**Work to be completed**:
Look through the records below, and copy out every line that holds the string "soos".

== Exercise material

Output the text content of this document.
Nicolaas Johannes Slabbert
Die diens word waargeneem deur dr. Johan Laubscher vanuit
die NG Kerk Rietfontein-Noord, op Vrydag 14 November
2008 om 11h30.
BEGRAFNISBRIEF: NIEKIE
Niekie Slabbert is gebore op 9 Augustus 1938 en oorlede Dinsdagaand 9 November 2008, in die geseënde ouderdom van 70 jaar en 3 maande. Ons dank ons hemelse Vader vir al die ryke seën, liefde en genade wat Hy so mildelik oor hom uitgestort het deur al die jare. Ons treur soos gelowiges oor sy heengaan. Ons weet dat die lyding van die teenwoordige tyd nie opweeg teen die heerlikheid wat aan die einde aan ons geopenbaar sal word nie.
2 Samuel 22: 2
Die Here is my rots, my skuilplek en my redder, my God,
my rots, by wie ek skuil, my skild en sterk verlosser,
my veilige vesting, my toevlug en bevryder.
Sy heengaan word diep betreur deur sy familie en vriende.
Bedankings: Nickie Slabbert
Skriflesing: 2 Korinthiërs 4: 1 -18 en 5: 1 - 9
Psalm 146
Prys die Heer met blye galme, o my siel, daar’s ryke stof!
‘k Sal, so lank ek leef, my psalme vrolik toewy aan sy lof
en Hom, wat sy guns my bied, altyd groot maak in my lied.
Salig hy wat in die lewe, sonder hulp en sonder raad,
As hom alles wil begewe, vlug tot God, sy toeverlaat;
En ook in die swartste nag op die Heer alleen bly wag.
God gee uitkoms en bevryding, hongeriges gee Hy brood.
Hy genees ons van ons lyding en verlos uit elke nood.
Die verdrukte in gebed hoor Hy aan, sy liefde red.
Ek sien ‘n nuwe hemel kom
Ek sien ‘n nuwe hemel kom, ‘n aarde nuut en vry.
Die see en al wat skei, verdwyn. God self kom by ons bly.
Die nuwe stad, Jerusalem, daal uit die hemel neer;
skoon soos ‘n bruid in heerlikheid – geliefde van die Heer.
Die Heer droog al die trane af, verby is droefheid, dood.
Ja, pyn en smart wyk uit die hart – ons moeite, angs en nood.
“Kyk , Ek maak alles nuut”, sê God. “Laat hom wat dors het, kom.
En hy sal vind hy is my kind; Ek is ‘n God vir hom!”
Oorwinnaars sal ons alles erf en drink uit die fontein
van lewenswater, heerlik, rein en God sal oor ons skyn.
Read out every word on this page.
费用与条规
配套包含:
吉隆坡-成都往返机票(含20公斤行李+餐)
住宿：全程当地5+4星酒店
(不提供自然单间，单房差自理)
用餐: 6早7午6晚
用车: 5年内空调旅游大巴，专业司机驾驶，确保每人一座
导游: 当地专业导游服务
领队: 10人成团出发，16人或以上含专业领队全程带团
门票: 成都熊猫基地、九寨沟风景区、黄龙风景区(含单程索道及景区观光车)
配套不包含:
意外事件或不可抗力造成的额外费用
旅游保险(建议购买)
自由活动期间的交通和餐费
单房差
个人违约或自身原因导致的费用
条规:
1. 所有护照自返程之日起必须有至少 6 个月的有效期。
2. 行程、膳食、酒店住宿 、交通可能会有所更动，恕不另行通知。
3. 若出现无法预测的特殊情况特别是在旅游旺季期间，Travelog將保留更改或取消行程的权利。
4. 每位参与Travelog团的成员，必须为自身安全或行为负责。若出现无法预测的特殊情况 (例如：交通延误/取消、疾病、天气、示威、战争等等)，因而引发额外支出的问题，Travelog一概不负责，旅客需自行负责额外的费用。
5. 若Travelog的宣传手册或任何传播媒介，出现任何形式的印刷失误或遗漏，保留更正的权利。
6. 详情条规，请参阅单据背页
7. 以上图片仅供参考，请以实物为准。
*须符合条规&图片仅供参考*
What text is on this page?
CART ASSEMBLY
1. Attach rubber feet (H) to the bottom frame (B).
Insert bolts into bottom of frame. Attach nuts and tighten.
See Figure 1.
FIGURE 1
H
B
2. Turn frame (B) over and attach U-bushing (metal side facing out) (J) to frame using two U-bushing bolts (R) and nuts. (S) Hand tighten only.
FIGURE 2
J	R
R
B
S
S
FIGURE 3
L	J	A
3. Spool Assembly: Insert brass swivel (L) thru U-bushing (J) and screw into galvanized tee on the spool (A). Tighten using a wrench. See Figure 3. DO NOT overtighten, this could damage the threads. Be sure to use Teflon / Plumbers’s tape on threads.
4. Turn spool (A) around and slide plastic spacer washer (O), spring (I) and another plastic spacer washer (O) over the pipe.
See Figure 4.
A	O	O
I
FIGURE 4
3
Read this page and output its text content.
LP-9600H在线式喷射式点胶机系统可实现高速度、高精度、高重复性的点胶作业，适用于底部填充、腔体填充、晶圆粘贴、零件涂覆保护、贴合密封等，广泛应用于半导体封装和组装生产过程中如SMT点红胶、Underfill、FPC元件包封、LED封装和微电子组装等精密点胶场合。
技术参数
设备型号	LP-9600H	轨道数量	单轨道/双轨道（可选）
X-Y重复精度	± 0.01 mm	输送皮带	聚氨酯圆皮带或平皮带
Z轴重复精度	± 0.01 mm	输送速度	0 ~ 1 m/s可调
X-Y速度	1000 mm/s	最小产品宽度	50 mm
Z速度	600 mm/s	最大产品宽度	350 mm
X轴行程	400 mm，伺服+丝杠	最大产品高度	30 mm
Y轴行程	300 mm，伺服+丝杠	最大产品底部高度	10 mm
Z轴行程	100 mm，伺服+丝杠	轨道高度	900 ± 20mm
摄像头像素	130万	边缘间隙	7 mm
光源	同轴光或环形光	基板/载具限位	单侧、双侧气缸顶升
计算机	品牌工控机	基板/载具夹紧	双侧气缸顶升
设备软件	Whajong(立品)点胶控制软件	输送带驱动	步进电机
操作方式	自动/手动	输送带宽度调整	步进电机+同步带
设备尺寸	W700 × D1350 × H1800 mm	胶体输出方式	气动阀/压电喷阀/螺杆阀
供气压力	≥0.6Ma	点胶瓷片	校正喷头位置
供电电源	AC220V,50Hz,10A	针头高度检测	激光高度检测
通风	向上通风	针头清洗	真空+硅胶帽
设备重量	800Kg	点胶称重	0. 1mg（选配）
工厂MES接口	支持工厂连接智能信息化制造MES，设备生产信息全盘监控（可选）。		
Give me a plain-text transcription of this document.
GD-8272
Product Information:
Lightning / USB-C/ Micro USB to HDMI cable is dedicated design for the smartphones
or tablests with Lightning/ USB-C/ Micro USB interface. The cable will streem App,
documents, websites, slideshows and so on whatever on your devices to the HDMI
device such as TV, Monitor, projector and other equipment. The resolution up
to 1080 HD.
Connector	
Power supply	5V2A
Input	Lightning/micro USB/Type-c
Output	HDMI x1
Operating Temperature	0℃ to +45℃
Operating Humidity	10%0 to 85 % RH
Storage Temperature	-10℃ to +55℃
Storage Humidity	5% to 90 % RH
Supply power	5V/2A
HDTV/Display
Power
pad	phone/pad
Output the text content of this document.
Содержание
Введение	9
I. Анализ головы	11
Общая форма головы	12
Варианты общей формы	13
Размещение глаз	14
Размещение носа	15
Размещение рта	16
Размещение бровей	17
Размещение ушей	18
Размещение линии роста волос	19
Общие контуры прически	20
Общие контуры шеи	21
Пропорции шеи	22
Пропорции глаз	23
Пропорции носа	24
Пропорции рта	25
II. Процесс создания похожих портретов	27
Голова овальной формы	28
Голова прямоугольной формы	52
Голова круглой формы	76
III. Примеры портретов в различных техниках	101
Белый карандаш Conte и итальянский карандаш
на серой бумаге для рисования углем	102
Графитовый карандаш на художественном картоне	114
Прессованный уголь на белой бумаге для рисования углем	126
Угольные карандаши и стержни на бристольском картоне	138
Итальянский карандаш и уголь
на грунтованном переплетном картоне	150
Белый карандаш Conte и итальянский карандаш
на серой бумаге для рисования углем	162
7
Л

====

**Response below**:
Niekie Slabbert is gebore op 9 Augustus 1938 en oorlede Dinsdagaand 9 November 2008, in die geseënde ouderdom van 70 jaar en 3 maande. Ons dank ons hemelse Vader vir al die ryke seën, liefde en genade wat Hy so mildelik oor hom uitgestort het deur al die jare. Ons treur soos gelowiges oor sy heengaan. Ons weet dat die lyding van die teenwoordige tyd nie opweeg teen die heerlikheid wat aan die einde aan ons geopenbaar sal word nie.
skoon soos ‘n bruid in heerlikheid – geliefde van die Heer.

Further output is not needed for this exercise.